Exercise objective: Reproduce the following material exactly, including every line.

Input:
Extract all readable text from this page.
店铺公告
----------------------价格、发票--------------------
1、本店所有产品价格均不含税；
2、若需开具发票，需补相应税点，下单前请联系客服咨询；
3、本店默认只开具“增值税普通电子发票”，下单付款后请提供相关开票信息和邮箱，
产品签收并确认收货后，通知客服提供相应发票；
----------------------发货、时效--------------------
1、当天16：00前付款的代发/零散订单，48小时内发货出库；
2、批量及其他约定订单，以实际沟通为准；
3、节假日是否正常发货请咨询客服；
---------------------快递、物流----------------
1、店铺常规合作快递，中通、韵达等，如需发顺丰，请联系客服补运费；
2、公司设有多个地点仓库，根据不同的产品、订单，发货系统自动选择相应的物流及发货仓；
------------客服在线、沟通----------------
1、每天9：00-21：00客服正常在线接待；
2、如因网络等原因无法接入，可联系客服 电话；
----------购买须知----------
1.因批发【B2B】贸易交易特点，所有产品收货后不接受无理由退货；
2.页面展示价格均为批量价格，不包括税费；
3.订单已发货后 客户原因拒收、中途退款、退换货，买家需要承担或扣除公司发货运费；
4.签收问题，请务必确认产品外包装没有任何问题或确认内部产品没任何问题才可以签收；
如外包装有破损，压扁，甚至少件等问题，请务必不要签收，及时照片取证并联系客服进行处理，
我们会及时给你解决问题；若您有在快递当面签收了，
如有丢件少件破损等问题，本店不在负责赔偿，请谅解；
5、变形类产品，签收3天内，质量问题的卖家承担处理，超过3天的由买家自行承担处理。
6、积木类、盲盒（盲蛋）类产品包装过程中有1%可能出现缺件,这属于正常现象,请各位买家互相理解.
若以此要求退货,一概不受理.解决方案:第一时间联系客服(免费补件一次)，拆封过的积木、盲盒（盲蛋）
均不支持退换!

The solution:
Extract all readable text from this page.
店铺公告
----------------------价格、发票--------------------
1、本店所有产品价格均不含税；
2、若需开具发票，需补相应税点，下单前请联系客服咨询；
3、本店默认只开具“增值税普通电子发票”，下单付款后请提供相关开票信息和邮箱，
产品签收并确认收货后，通知客服提供相应发票；
----------------------发货、时效--------------------
1、当天16：00前付款的代发/零散订单，48小时内发货出库；
2、批量及其他约定订单，以实际沟通为准；
3、节假日是否正常发货请咨询客服；
---------------------快递、物流----------------
1、店铺常规合作快递，中通、韵达等，如需发顺丰，请联系客服补运费；
2、公司设有多个地点仓库，根据不同的产品、订单，发货系统自动选择相应的物流及发货仓；
------------客服在线、沟通----------------
1、每天9：00-21：00客服正常在线接待；
2、如因网络等原因无法接入，可联系客服 电话；
----------购买须知----------
1.因批发【B2B】贸易交易特点，所有产品收货后不接受无理由退货；
2.页面展示价格均为批量价格，不包括税费；
3.订单已发货后 客户原因拒收、中途退款、退换货，买家需要承担或扣除公司发货运费；
4.签收问题，请务必确认产品外包装没有任何问题或确认内部产品没任何问题才可以签收；
如外包装有破损，压扁，甚至少件等问题，请务必不要签收，及时照片取证并联系客服进行处理，
我们会及时给你解决问题；若您有在快递当面签收了，
如有丢件少件破损等问题，本店不在负责赔偿，请谅解；
5、变形类产品，签收3天内，质量问题的卖家承担处理，超过3天的由买家自行承担处理。
6、积木类、盲盒（盲蛋）类产品包装过程中有1%可能出现缺件,这属于正常现象,请各位买家互相理解.
若以此要求退货,一概不受理.解决方案:第一时间联系客服(免费补件一次)，拆封过的积木、盲盒（盲蛋）
均不支持退换!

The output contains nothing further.